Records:
★ ★ ★ ★ ★ ★ ★

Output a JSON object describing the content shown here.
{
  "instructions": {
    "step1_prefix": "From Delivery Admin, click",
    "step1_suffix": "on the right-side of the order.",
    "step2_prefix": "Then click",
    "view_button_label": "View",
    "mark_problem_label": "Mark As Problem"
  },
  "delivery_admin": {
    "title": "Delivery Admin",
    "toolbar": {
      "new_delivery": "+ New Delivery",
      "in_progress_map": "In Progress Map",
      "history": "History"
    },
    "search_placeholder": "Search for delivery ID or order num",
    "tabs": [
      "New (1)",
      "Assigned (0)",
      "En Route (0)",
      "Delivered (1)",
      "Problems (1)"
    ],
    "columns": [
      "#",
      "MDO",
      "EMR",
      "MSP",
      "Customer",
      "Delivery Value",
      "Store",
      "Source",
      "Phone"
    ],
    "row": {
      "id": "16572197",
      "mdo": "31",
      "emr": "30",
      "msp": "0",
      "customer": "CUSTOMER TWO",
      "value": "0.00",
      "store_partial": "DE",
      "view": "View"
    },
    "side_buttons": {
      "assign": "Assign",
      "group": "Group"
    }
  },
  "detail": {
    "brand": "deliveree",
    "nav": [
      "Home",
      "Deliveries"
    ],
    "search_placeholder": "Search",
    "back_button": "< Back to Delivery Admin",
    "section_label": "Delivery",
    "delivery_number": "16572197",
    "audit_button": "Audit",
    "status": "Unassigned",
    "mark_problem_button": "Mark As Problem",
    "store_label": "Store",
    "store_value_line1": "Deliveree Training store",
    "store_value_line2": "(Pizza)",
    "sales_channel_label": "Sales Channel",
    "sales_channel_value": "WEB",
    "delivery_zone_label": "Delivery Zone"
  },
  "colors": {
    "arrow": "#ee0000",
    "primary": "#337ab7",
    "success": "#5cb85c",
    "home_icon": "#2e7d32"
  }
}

★ ★ ★ ★ ★ ★ ★

DIRECTIONS:
Only the number is wanted: how many lines of the data contain the word "order"?

THE COMPLETED TASK:
2